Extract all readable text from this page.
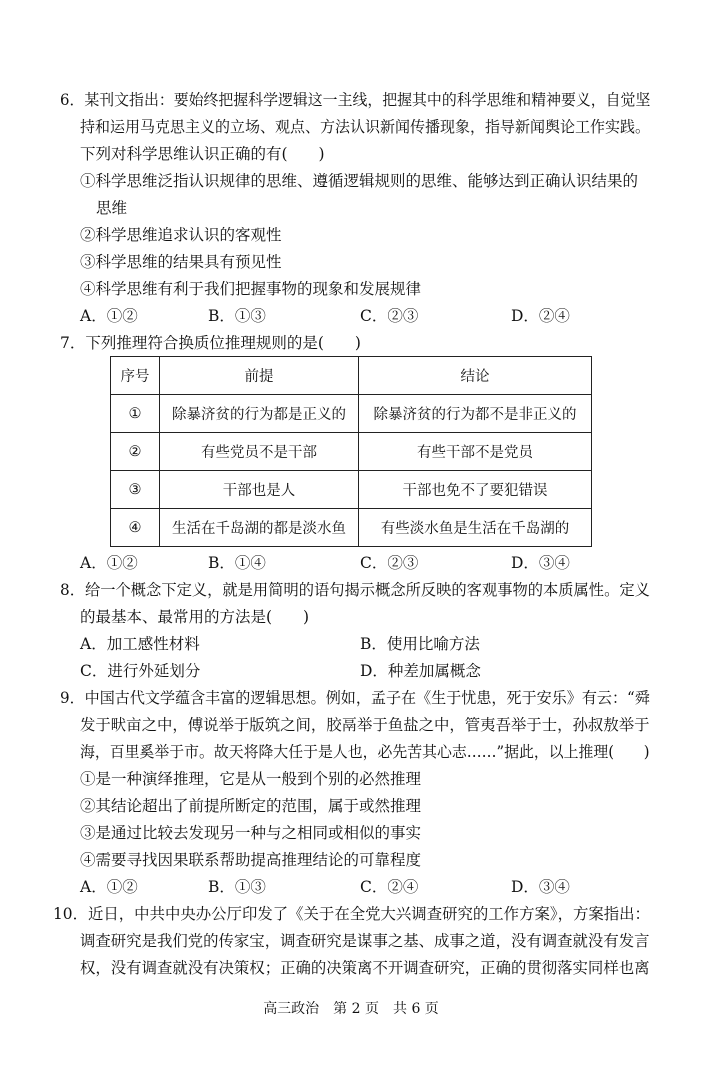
6．某刊文指出：要始终把握科学逻辑这一主线，把握其中的科学思维和精神要义，自觉坚
持和运用马克思主义的立场、观点、方法认识新闻传播现象，指导新闻舆论工作实践。
下列对科学思维认识正确的有(　　)
①科学思维泛指认识规律的思维、遵循逻辑规则的思维、能够达到正确认识结果的
思维
②科学思维追求认识的客观性
③科学思维的结果具有预见性
④科学思维有利于我们把握事物的现象和发展规律
A．①②	B．①③	C．②③	D．②④
7．下列推理符合换质位推理规则的是(　　)
序号	前提	结论
①	除暴济贫的行为都是正义的	除暴济贫的行为都不是非正义的
②	有些党员不是干部	有些干部不是党员
③	干部也是人	干部也免不了要犯错误
④	生活在千岛湖的都是淡水鱼	有些淡水鱼是生活在千岛湖的
A．①②	B．①④	C．②③	D．③④
8．给一个概念下定义，就是用简明的语句揭示概念所反映的客观事物的本质属性。定义
的最基本、最常用的方法是(　　)
A．加工感性材料	B．使用比喻方法
C．进行外延划分	D．种差加属概念
9．中国古代文学蕴含丰富的逻辑思想。例如，孟子在《生于忧患，死于安乐》有云：“舜
发于畎亩之中，傅说举于版筑之间，胶鬲举于鱼盐之中，管夷吾举于士，孙叔敖举于
海，百里奚举于市。故天将降大任于是人也，必先苦其心志……”据此，以上推理(　　)
①是一种演绎推理，它是从一般到个别的必然推理
②其结论超出了前提所断定的范围，属于或然推理
③是通过比较去发现另一种与之相同或相似的事实
④需要寻找因果联系帮助提高推理结论的可靠程度
A．①②	B．①③	C．②④	D．③④
10．近日，中共中央办公厅印发了《关于在全党大兴调查研究的工作方案》，方案指出：
调查研究是我们党的传家宝，调查研究是谋事之基、成事之道，没有调查就没有发言
权，没有调查就没有决策权；正确的决策离不开调查研究，正确的贯彻落实同样也离
高三政治　第 2 页　共 6 页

□ □ □ □

### DIRECTIONS FOR THIS TASK
Quote every line of the records above exactly; no picture is to be copied.

### ANSWER IN FULL
Extract all readable text from this page.
6．某刊文指出：要始终把握科学逻辑这一主线，把握其中的科学思维和精神要义，自觉坚
持和运用马克思主义的立场、观点、方法认识新闻传播现象，指导新闻舆论工作实践。
下列对科学思维认识正确的有(　　)
①科学思维泛指认识规律的思维、遵循逻辑规则的思维、能够达到正确认识结果的
思维
②科学思维追求认识的客观性
③科学思维的结果具有预见性
④科学思维有利于我们把握事物的现象和发展规律
A．①②	B．①③	C．②③	D．②④
7．下列推理符合换质位推理规则的是(　　)
序号	前提	结论
①	除暴济贫的行为都是正义的	除暴济贫的行为都不是非正义的
②	有些党员不是干部	有些干部不是党员
③	干部也是人	干部也免不了要犯错误
④	生活在千岛湖的都是淡水鱼	有些淡水鱼是生活在千岛湖的
A．①②	B．①④	C．②③	D．③④
8．给一个概念下定义，就是用简明的语句揭示概念所反映的客观事物的本质属性。定义
的最基本、最常用的方法是(　　)
A．加工感性材料	B．使用比喻方法
C．进行外延划分	D．种差加属概念
9．中国古代文学蕴含丰富的逻辑思想。例如，孟子在《生于忧患，死于安乐》有云：“舜
发于畎亩之中，傅说举于版筑之间，胶鬲举于鱼盐之中，管夷吾举于士，孙叔敖举于
海，百里奚举于市。故天将降大任于是人也，必先苦其心志……”据此，以上推理(　　)
①是一种演绎推理，它是从一般到个别的必然推理
②其结论超出了前提所断定的范围，属于或然推理
③是通过比较去发现另一种与之相同或相似的事实
④需要寻找因果联系帮助提高推理结论的可靠程度
A．①②	B．①③	C．②④	D．③④
10．近日，中共中央办公厅印发了《关于在全党大兴调查研究的工作方案》，方案指出：
调查研究是我们党的传家宝，调查研究是谋事之基、成事之道，没有调查就没有发言
权，没有调查就没有决策权；正确的决策离不开调查研究，正确的贯彻落实同样也离
高三政治　第 2 页　共 6 页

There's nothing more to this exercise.